■ Exercise aim ■
The exercise asks you to copy every line below in which "JSON" appears.

■ Given entries ■
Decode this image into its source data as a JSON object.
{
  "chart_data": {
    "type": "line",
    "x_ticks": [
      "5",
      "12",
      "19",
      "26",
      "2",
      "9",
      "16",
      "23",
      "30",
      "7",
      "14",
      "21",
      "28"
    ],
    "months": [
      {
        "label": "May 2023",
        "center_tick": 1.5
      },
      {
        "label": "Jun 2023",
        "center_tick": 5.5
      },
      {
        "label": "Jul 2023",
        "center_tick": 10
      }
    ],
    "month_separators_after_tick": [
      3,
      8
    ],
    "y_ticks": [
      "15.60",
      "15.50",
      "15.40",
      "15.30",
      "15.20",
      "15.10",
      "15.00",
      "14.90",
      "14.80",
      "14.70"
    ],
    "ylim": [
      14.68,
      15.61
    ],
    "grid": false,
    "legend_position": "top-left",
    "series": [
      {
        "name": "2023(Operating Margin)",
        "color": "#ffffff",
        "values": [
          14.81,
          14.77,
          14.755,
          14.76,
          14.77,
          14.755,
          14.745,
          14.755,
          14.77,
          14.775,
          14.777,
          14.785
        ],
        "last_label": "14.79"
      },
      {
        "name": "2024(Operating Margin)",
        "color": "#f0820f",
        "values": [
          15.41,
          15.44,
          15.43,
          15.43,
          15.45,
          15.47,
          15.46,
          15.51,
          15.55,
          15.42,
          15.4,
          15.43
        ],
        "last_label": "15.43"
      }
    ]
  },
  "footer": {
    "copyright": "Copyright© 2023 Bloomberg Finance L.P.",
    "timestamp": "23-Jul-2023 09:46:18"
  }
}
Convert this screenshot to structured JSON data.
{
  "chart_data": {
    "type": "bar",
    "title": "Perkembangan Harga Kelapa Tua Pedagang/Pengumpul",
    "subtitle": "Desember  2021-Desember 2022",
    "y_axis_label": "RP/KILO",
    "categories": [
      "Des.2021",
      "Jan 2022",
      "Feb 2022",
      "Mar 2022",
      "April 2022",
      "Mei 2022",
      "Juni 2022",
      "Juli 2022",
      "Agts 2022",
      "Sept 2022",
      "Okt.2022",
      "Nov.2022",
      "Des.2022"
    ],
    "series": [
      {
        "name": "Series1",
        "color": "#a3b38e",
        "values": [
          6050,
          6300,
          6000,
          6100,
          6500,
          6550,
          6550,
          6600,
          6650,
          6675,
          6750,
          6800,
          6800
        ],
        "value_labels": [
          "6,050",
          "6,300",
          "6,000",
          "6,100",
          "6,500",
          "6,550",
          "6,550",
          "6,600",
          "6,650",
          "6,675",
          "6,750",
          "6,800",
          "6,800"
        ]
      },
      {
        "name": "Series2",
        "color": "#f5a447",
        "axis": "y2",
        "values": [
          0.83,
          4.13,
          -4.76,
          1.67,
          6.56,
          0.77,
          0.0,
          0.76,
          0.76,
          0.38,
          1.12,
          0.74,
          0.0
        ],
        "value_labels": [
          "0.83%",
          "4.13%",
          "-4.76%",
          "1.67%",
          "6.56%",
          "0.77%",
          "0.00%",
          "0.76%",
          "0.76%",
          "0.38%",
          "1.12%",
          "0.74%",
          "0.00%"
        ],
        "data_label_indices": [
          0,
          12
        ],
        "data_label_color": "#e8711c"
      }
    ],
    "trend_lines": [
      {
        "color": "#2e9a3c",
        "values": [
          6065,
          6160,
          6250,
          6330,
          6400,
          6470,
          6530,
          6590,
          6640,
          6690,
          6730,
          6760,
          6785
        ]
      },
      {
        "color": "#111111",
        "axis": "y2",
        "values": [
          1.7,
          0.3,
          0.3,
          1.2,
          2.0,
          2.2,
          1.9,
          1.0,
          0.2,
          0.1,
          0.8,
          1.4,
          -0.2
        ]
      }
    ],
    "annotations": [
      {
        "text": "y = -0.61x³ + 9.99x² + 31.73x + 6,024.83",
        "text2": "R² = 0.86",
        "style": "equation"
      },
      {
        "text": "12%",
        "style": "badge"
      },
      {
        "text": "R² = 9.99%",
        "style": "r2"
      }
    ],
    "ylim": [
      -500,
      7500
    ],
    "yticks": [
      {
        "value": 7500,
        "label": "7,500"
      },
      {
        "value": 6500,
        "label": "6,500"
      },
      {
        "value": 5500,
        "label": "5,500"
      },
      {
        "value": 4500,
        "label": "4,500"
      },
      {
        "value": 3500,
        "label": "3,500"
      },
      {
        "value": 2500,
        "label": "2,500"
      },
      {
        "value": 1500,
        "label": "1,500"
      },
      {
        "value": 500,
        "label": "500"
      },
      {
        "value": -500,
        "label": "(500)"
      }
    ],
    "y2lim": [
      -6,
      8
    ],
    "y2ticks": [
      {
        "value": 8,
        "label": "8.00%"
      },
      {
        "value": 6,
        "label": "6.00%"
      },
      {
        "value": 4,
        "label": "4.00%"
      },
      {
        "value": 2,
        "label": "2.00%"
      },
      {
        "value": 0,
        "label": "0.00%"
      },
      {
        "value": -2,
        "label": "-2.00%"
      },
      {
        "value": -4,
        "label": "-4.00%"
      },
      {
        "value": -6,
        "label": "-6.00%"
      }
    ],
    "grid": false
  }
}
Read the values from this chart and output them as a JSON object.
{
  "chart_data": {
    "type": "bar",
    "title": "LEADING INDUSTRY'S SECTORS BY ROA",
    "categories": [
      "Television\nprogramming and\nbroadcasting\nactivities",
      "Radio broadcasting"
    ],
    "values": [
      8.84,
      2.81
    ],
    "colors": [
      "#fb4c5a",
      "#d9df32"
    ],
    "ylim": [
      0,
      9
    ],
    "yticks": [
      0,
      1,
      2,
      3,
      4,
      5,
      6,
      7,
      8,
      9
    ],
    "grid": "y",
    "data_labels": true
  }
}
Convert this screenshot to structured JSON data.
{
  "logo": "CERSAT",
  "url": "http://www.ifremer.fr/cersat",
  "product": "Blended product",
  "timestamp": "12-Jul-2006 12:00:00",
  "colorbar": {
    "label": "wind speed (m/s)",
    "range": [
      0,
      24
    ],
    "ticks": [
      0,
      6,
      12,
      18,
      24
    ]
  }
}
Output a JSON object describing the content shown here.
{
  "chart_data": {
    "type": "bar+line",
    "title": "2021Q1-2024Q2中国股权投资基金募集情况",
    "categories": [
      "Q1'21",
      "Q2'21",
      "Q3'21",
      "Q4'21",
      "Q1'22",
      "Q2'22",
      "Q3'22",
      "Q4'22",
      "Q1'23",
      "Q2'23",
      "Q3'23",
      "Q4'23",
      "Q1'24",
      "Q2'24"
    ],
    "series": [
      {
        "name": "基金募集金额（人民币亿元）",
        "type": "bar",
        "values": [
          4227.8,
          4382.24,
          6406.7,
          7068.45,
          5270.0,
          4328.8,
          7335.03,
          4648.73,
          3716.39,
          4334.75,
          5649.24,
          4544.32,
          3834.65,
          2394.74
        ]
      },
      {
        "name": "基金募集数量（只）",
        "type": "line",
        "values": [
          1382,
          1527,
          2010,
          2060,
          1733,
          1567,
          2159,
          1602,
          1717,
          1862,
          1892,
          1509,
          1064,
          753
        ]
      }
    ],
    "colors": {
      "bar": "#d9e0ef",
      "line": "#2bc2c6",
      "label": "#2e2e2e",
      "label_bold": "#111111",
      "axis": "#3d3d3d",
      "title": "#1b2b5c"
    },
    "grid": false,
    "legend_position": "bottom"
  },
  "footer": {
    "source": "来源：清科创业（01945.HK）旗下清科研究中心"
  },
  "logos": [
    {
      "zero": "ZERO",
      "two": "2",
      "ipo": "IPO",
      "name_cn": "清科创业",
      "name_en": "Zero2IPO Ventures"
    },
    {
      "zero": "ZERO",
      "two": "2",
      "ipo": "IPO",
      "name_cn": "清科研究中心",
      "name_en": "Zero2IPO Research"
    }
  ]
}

■ Finished answer ■
Decode this image into its source data as a JSON object.
Convert this screenshot to structured JSON data.
Read the values from this chart and output them as a JSON object.
Convert this screenshot to structured JSON data.
Output a JSON object describing the content shown here.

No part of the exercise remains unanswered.